§ Prompt:
All of the material below is to be returned exactly.

§ Records supplied:

..............................

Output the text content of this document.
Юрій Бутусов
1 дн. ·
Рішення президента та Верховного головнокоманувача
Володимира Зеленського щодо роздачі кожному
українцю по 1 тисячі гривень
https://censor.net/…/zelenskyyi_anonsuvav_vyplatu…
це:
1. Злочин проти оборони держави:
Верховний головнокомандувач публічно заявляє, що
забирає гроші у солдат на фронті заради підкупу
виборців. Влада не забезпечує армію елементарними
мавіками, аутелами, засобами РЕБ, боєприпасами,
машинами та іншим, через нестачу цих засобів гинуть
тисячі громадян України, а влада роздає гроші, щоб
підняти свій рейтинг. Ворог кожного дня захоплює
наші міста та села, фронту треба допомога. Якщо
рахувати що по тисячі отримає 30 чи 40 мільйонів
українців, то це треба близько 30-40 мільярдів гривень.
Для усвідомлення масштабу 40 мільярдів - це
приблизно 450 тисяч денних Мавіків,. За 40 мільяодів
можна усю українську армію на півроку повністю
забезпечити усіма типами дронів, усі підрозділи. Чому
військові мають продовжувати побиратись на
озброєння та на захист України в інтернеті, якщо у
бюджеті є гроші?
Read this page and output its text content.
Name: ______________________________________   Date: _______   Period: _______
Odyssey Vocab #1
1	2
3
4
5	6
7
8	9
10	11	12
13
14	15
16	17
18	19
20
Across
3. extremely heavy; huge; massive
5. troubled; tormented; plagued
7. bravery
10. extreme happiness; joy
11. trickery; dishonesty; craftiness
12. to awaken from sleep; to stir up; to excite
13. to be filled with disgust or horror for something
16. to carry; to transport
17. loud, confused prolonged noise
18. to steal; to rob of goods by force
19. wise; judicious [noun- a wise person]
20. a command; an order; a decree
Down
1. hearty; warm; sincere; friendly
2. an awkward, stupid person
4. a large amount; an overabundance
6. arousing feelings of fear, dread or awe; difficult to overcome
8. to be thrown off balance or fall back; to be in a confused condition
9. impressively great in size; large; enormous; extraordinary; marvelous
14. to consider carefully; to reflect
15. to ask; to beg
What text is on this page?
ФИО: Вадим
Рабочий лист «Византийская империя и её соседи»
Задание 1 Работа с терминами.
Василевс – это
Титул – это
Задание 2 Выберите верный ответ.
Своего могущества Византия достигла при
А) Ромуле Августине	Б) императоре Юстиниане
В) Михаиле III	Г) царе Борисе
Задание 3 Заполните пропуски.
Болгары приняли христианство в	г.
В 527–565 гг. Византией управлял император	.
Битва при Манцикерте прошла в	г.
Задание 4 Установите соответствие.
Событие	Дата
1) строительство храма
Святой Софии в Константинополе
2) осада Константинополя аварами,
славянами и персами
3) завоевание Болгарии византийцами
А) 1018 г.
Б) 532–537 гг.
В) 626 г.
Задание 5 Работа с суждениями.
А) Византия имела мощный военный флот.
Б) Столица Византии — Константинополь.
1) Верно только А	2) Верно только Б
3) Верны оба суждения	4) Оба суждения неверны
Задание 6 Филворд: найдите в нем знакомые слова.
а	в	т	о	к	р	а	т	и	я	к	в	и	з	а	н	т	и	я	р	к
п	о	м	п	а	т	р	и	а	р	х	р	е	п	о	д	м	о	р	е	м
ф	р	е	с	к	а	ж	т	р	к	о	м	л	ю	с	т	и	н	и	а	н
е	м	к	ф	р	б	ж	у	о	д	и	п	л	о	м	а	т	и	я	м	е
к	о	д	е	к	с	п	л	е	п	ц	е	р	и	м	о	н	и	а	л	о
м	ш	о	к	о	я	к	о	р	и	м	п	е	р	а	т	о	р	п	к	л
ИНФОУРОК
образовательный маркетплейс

..............................

§ Output:
Output the text content of this document.
Юрій Бутусов
1 дн. ·
Рішення президента та Верховного головнокоманувача
Володимира Зеленського щодо роздачі кожному
українцю по 1 тисячі гривень
https://censor.net/…/zelenskyyi_anonsuvav_vyplatu…
це:
1. Злочин проти оборони держави:
Верховний головнокомандувач публічно заявляє, що
забирає гроші у солдат на фронті заради підкупу
виборців. Влада не забезпечує армію елементарними
мавіками, аутелами, засобами РЕБ, боєприпасами,
машинами та іншим, через нестачу цих засобів гинуть
тисячі громадян України, а влада роздає гроші, щоб
підняти свій рейтинг. Ворог кожного дня захоплює
наші міста та села, фронту треба допомога. Якщо
рахувати що по тисячі отримає 30 чи 40 мільйонів
українців, то це треба близько 30-40 мільярдів гривень.
Для усвідомлення масштабу 40 мільярдів - це
приблизно 450 тисяч денних Мавіків,. За 40 мільяодів
можна усю українську армію на півроку повністю
забезпечити усіма типами дронів, усі підрозділи. Чому
військові мають продовжувати побиратись на
озброєння та на захист України в інтернеті, якщо у
бюджеті є гроші?
Read this page and output its text content.
Name: ______________________________________   Date: _______   Period: _______
Odyssey Vocab #1
1	2
3
4
5	6
7
8	9
10	11	12
13
14	15
16	17
18	19
20
Across
3. extremely heavy; huge; massive
5. troubled; tormented; plagued
7. bravery
10. extreme happiness; joy
11. trickery; dishonesty; craftiness
12. to awaken from sleep; to stir up; to excite
13. to be filled with disgust or horror for something
16. to carry; to transport
17. loud, confused prolonged noise
18. to steal; to rob of goods by force
19. wise; judicious [noun- a wise person]
20. a command; an order; a decree
Down
1. hearty; warm; sincere; friendly
2. an awkward, stupid person
4. a large amount; an overabundance
6. arousing feelings of fear, dread or awe; difficult to overcome
8. to be thrown off balance or fall back; to be in a confused condition
9. impressively great in size; large; enormous; extraordinary; marvelous
14. to consider carefully; to reflect
15. to ask; to beg
What text is on this page?
ФИО: Вадим
Рабочий лист «Византийская империя и её соседи»
Задание 1 Работа с терминами.
Василевс – это
Титул – это
Задание 2 Выберите верный ответ.
Своего могущества Византия достигла при
А) Ромуле Августине	Б) императоре Юстиниане
В) Михаиле III	Г) царе Борисе
Задание 3 Заполните пропуски.
Болгары приняли христианство в	г.
В 527–565 гг. Византией управлял император	.
Битва при Манцикерте прошла в	г.
Задание 4 Установите соответствие.
Событие	Дата
1) строительство храма
Святой Софии в Константинополе
2) осада Константинополя аварами,
славянами и персами
3) завоевание Болгарии византийцами
А) 1018 г.
Б) 532–537 гг.
В) 626 г.
Задание 5 Работа с суждениями.
А) Византия имела мощный военный флот.
Б) Столица Византии — Константинополь.
1) Верно только А	2) Верно только Б
3) Верны оба суждения	4) Оба суждения неверны
Задание 6 Филворд: найдите в нем знакомые слова.
а	в	т	о	к	р	а	т	и	я	к	в	и	з	а	н	т	и	я	р	к
п	о	м	п	а	т	р	и	а	р	х	р	е	п	о	д	м	о	р	е	м
ф	р	е	с	к	а	ж	т	р	к	о	м	л	ю	с	т	и	н	и	а	н
е	м	к	ф	р	б	ж	у	о	д	и	п	л	о	м	а	т	и	я	м	е
к	о	д	е	к	с	п	л	е	п	ц	е	р	и	м	о	н	и	а	л	о
м	ш	о	к	о	я	к	о	р	и	м	п	е	р	а	т	о	р	п	к	л
ИНФОУРОК
образовательный маркетплейс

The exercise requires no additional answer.